» **GIVEN INSTRUCTION**
Of the lines in this listing, how many contain the word "subtitle"? Give the number and nothing else.

» **PROVIDED DATA**
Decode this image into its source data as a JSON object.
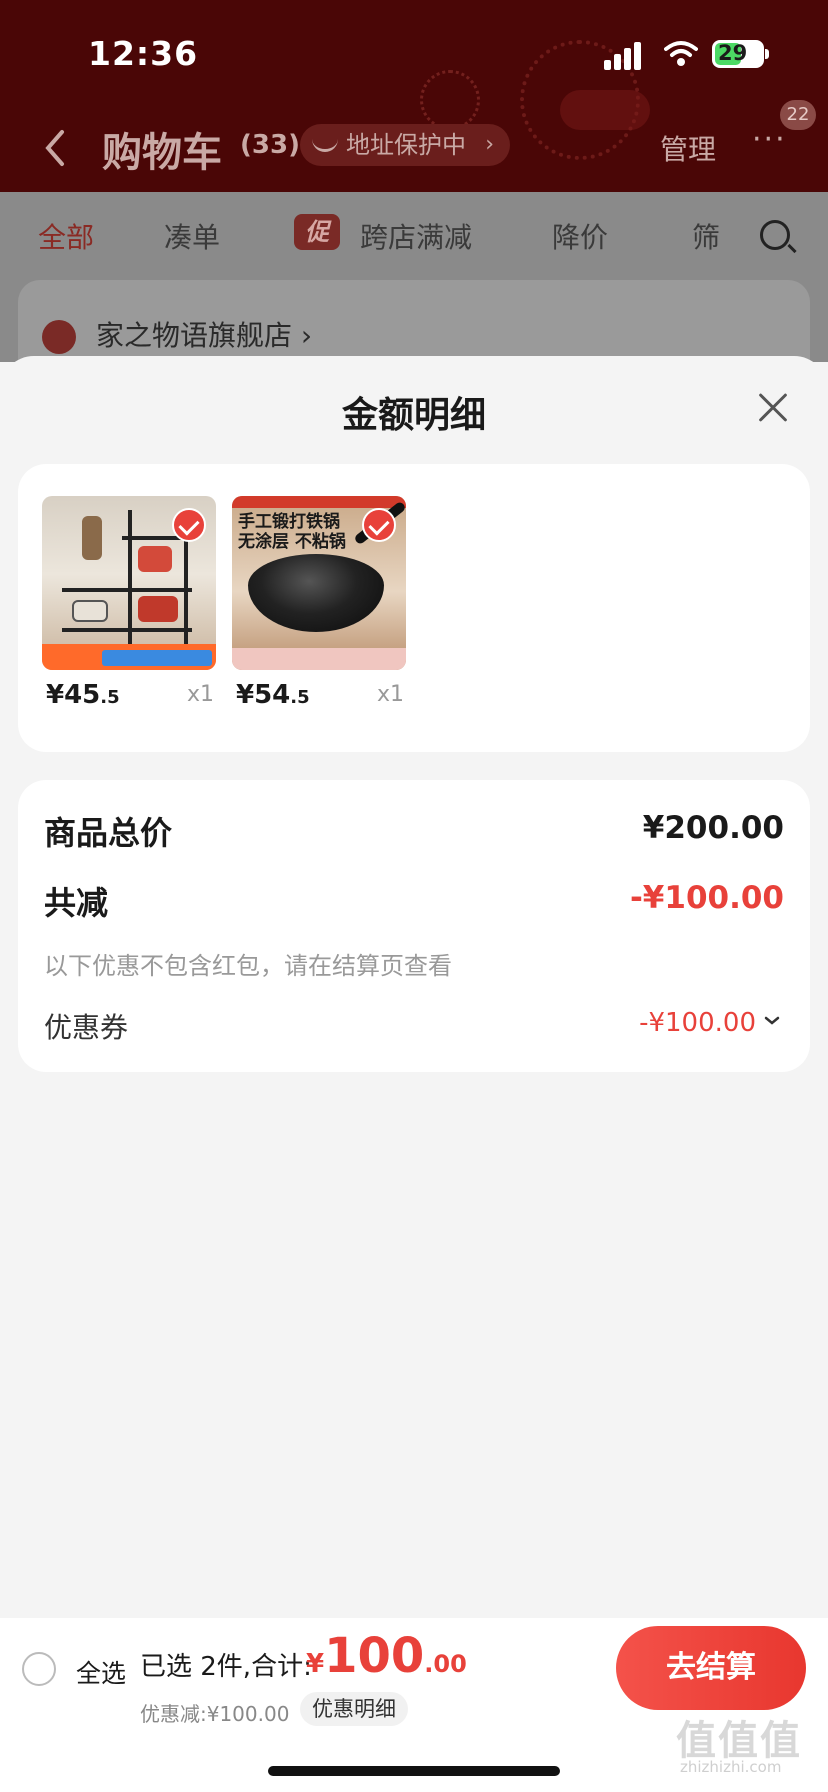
{
  "status_bar": {
    "time": "12:36",
    "battery": "29"
  },
  "nav": {
    "title": "购物车",
    "count": "(33)",
    "address_protect": "地址保护中",
    "manage": "管理",
    "more_badge": "22"
  },
  "tabs": [
    {
      "label": "全部",
      "active": true
    },
    {
      "label": "凑单"
    },
    {
      "label": "跨店满减",
      "tag": "促"
    },
    {
      "label": "降价"
    },
    {
      "label": "筛"
    }
  ],
  "shop": {
    "name": "家之物语旗舰店 ›"
  },
  "sheet": {
    "title": "金额明细",
    "products": [
      {
        "name": "kitchen-rack",
        "price_int": "¥45",
        "price_dec": ".5",
        "qty": "x1"
      },
      {
        "name": "iron-wok",
        "price_int": "¥54",
        "price_dec": ".5",
        "qty": "x1",
        "image_text": "手工锻打铁锅\n无涂层 不粘锅"
      }
    ],
    "summary": {
      "total_label": "商品总价",
      "total_value": "¥200.00",
      "reduce_label": "共减",
      "reduce_value": "-¥100.00",
      "note": "以下优惠不包含红包，请在结算页查看",
      "coupon_label": "优惠券",
      "coupon_value": "-¥100.00"
    }
  },
  "bottom_bar": {
    "select_all": "全选",
    "selected_text": "已选 2件,合计:",
    "currency": "¥",
    "total_int": "100",
    "total_dec": ".00",
    "discount_line": "优惠减:¥100.00",
    "detail_chip": "优惠明细",
    "checkout": "去结算"
  },
  "watermark": {
    "text": "值值值",
    "sub": "zhizhizhi.com"
  },
  "colors": {
    "accent": "#e8413a",
    "header_bg": "#4a0606"
  }
}
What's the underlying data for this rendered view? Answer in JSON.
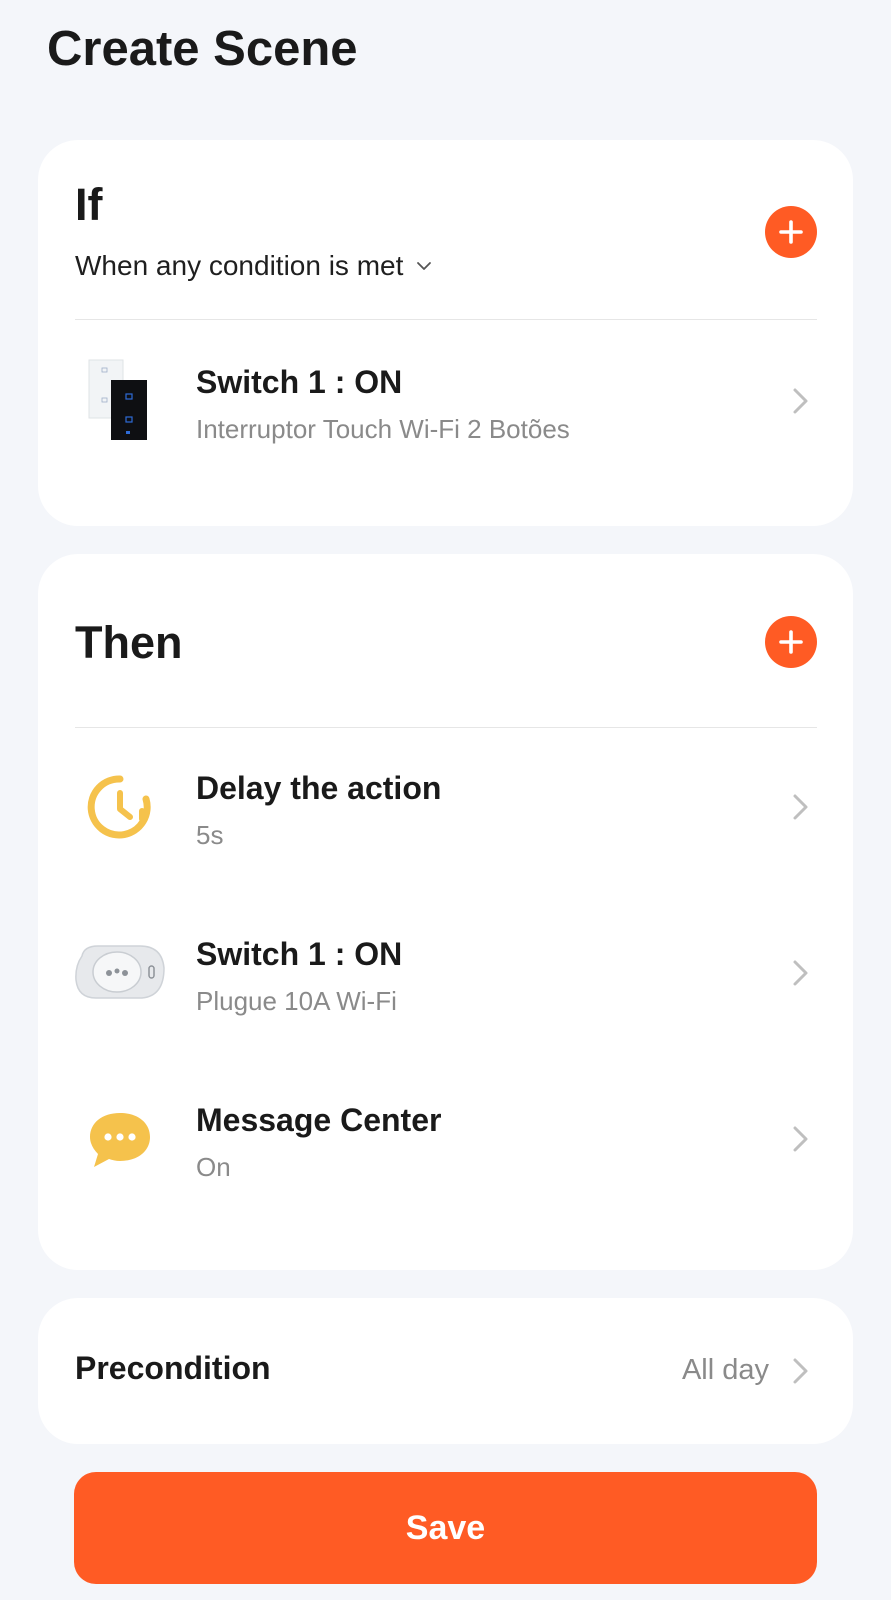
{
  "page": {
    "title": "Create Scene"
  },
  "if_section": {
    "title": "If",
    "condition_mode": "When any condition is met",
    "add_icon": "plus-circle-icon",
    "conditions": [
      {
        "title": "Switch 1 : ON",
        "subtitle": "Interruptor Touch Wi-Fi 2 Botões",
        "icon": "touch-switch-device-icon"
      }
    ]
  },
  "then_section": {
    "title": "Then",
    "add_icon": "plus-circle-icon",
    "actions": [
      {
        "title": "Delay the action",
        "subtitle": "5s",
        "icon": "timer-icon"
      },
      {
        "title": "Switch 1 : ON",
        "subtitle": "Plugue 10A Wi-Fi",
        "icon": "smart-plug-device-icon"
      },
      {
        "title": "Message Center",
        "subtitle": "On",
        "icon": "chat-bubble-icon"
      }
    ]
  },
  "precondition": {
    "label": "Precondition",
    "value": "All day"
  },
  "save": {
    "label": "Save"
  },
  "colors": {
    "accent": "#ff5b24",
    "background": "#f4f6fa",
    "card": "#ffffff",
    "timer_icon": "#f5c24c",
    "message_icon": "#f5c24c"
  }
}
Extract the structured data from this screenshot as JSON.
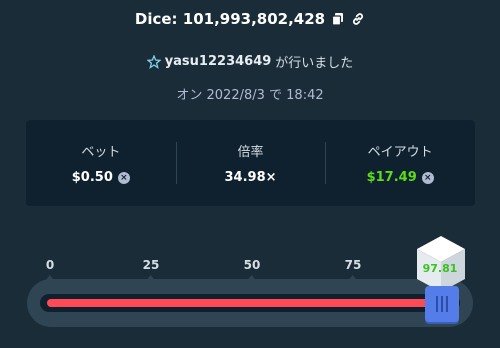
{
  "header": {
    "title": "Dice: 101,993,802,428",
    "icons": [
      "copy-icon",
      "link-icon"
    ]
  },
  "user": {
    "icon": "vip-star-icon",
    "name": "yasu12234649",
    "suffix": "が行いました"
  },
  "date": "オン 2022/8/3 で 18:42",
  "stats": [
    {
      "label": "ベット",
      "value": "$0.50",
      "color": "#ffffff",
      "coin_icon": "coin-icon"
    },
    {
      "label": "倍率",
      "value": "34.98×",
      "color": "#ffffff"
    },
    {
      "label": "ペイアウト",
      "value": "$17.49",
      "color": "#5ddb1c",
      "coin_icon": "coin-icon"
    }
  ],
  "slider": {
    "ticks": [
      "0",
      "25",
      "50",
      "75"
    ],
    "value": 97.14,
    "result": "97.81",
    "colors": {
      "under": "#ff4a55",
      "over": "#1fff20",
      "handle": "#557dea",
      "result": "#3ac21e"
    }
  }
}
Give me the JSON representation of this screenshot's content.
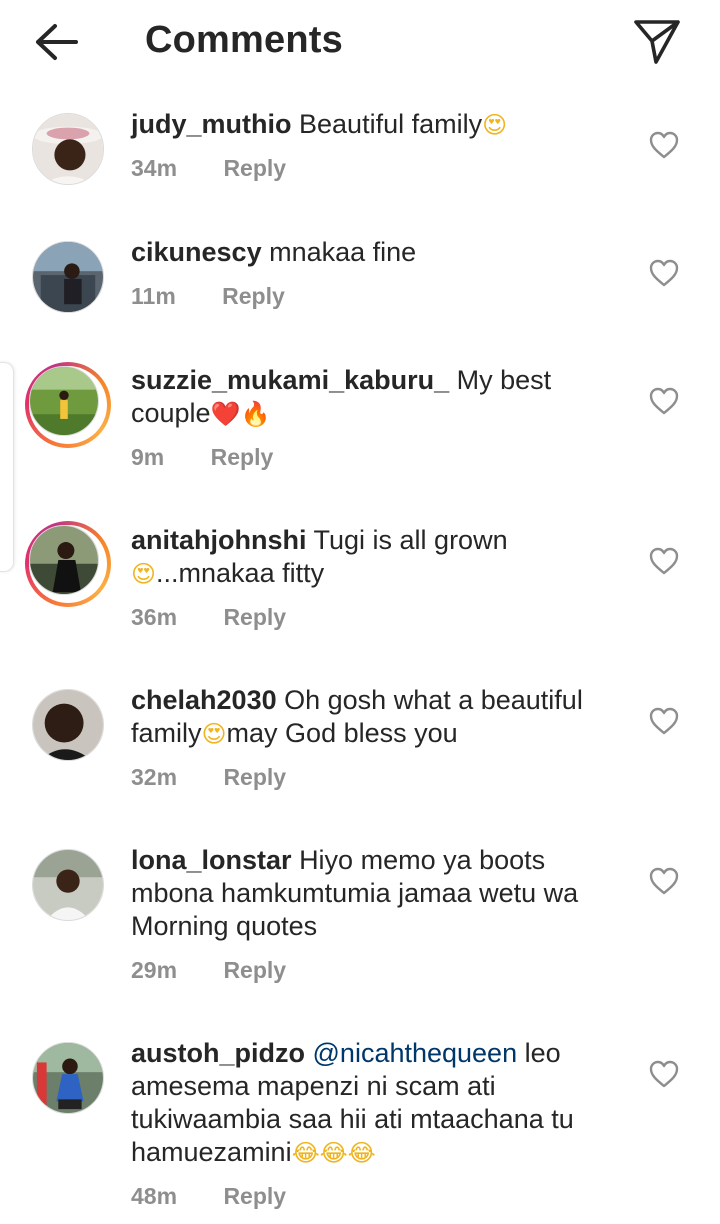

» **WRITTEN RESPONSE**
4